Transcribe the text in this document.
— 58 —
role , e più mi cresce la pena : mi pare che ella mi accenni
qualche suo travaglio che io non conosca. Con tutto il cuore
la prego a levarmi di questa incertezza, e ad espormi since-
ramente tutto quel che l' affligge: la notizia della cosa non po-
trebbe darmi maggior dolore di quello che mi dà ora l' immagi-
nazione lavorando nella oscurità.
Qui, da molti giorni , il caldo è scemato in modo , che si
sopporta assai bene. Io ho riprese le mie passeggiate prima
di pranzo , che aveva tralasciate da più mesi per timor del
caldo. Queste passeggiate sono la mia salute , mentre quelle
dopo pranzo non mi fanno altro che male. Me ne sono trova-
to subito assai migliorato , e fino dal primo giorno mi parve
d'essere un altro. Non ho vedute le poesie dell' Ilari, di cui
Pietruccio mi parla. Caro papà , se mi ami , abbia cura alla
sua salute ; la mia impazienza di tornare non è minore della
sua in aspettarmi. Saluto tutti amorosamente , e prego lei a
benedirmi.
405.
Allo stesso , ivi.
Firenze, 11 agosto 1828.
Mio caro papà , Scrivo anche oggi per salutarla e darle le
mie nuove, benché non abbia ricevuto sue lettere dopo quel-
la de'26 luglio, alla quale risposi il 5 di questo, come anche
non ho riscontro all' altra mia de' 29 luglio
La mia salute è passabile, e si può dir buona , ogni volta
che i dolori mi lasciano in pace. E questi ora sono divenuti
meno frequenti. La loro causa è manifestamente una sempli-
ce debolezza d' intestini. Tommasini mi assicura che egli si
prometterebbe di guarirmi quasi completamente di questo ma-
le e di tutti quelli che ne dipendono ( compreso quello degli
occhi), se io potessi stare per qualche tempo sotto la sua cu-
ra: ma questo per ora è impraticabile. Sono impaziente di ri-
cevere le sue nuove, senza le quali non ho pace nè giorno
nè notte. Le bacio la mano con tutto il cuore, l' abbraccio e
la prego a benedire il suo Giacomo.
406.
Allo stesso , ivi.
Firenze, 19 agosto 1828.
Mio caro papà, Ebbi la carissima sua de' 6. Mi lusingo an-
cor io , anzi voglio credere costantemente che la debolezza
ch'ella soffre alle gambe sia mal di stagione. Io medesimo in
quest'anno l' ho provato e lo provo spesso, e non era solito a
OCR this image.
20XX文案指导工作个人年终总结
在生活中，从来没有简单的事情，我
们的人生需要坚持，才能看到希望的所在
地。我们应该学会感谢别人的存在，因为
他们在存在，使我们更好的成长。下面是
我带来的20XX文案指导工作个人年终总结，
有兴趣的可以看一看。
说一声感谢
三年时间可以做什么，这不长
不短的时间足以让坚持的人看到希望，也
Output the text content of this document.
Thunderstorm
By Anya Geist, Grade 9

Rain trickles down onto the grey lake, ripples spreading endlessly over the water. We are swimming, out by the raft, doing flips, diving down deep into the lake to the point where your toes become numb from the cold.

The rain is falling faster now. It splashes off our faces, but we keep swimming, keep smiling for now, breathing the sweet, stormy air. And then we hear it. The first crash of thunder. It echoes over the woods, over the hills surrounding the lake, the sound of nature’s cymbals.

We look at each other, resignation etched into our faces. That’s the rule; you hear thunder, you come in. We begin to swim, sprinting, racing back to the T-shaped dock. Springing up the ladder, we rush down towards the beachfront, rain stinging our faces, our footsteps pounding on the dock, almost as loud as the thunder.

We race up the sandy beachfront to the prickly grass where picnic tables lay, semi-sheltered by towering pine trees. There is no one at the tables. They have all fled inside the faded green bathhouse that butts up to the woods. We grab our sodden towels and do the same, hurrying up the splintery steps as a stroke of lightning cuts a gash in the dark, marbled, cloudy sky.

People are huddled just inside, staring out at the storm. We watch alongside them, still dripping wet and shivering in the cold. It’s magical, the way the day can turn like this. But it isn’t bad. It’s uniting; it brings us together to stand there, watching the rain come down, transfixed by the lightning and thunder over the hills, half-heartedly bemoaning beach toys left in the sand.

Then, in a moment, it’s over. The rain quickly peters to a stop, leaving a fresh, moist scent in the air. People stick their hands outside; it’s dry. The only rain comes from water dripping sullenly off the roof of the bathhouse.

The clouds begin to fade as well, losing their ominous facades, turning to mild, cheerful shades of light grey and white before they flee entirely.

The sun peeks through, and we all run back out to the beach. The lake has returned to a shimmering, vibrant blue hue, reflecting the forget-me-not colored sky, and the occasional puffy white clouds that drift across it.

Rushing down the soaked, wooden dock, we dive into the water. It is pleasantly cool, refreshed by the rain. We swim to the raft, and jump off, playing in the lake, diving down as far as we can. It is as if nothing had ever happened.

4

+-------+

**Instruction:** Transcribe the entire listing above precisely.

**Answer in full:**
Transcribe the text in this document.
— 58 —
role , e più mi cresce la pena : mi pare che ella mi accenni
qualche suo travaglio che io non conosca. Con tutto il cuore
la prego a levarmi di questa incertezza, e ad espormi since-
ramente tutto quel che l' affligge: la notizia della cosa non po-
trebbe darmi maggior dolore di quello che mi dà ora l' immagi-
nazione lavorando nella oscurità.
Qui, da molti giorni , il caldo è scemato in modo , che si
sopporta assai bene. Io ho riprese le mie passeggiate prima
di pranzo , che aveva tralasciate da più mesi per timor del
caldo. Queste passeggiate sono la mia salute , mentre quelle
dopo pranzo non mi fanno altro che male. Me ne sono trova-
to subito assai migliorato , e fino dal primo giorno mi parve
d'essere un altro. Non ho vedute le poesie dell' Ilari, di cui
Pietruccio mi parla. Caro papà , se mi ami , abbia cura alla
sua salute ; la mia impazienza di tornare non è minore della
sua in aspettarmi. Saluto tutti amorosamente , e prego lei a
benedirmi.
405.
Allo stesso , ivi.
Firenze, 11 agosto 1828.
Mio caro papà , Scrivo anche oggi per salutarla e darle le
mie nuove, benché non abbia ricevuto sue lettere dopo quel-
la de'26 luglio, alla quale risposi il 5 di questo, come anche
non ho riscontro all' altra mia de' 29 luglio
La mia salute è passabile, e si può dir buona , ogni volta
che i dolori mi lasciano in pace. E questi ora sono divenuti
meno frequenti. La loro causa è manifestamente una sempli-
ce debolezza d' intestini. Tommasini mi assicura che egli si
prometterebbe di guarirmi quasi completamente di questo ma-
le e di tutti quelli che ne dipendono ( compreso quello degli
occhi), se io potessi stare per qualche tempo sotto la sua cu-
ra: ma questo per ora è impraticabile. Sono impaziente di ri-
cevere le sue nuove, senza le quali non ho pace nè giorno
nè notte. Le bacio la mano con tutto il cuore, l' abbraccio e
la prego a benedire il suo Giacomo.
406.
Allo stesso , ivi.
Firenze, 19 agosto 1828.
Mio caro papà, Ebbi la carissima sua de' 6. Mi lusingo an-
cor io , anzi voglio credere costantemente che la debolezza
ch'ella soffre alle gambe sia mal di stagione. Io medesimo in
quest'anno l' ho provato e lo provo spesso, e non era solito a
OCR this image.
20XX文案指导工作个人年终总结
在生活中，从来没有简单的事情，我
们的人生需要坚持，才能看到希望的所在
地。我们应该学会感谢别人的存在，因为
他们在存在，使我们更好的成长。下面是
我带来的20XX文案指导工作个人年终总结，
有兴趣的可以看一看。
说一声感谢
三年时间可以做什么，这不长
不短的时间足以让坚持的人看到希望，也
Output the text content of this document.
Thunderstorm
By Anya Geist, Grade 9

Rain trickles down onto the grey lake, ripples spreading endlessly over the water. We are swimming, out by the raft, doing flips, diving down deep into the lake to the point where your toes become numb from the cold.

The rain is falling faster now. It splashes off our faces, but we keep swimming, keep smiling for now, breathing the sweet, stormy air. And then we hear it. The first crash of thunder. It echoes over the woods, over the hills surrounding the lake, the sound of nature’s cymbals.

We look at each other, resignation etched into our faces. That’s the rule; you hear thunder, you come in. We begin to swim, sprinting, racing back to the T-shaped dock. Springing up the ladder, we rush down towards the beachfront, rain stinging our faces, our footsteps pounding on the dock, almost as loud as the thunder.

We race up the sandy beachfront to the prickly grass where picnic tables lay, semi-sheltered by towering pine trees. There is no one at the tables. They have all fled inside the faded green bathhouse that butts up to the woods. We grab our sodden towels and do the same, hurrying up the splintery steps as a stroke of lightning cuts a gash in the dark, marbled, cloudy sky.

People are huddled just inside, staring out at the storm. We watch alongside them, still dripping wet and shivering in the cold. It’s magical, the way the day can turn like this. But it isn’t bad. It’s uniting; it brings us together to stand there, watching the rain come down, transfixed by the lightning and thunder over the hills, half-heartedly bemoaning beach toys left in the sand.

Then, in a moment, it’s over. The rain quickly peters to a stop, leaving a fresh, moist scent in the air. People stick their hands outside; it’s dry. The only rain comes from water dripping sullenly off the roof of the bathhouse.

The clouds begin to fade as well, losing their ominous facades, turning to mild, cheerful shades of light grey and white before they flee entirely.

The sun peeks through, and we all run back out to the beach. The lake has returned to a shimmering, vibrant blue hue, reflecting the forget-me-not colored sky, and the occasional puffy white clouds that drift across it.

Rushing down the soaked, wooden dock, we dive into the water. It is pleasantly cool, refreshed by the rain. We swim to the raft, and jump off, playing in the lake, diving down as far as we can. It is as if nothing had ever happened.

4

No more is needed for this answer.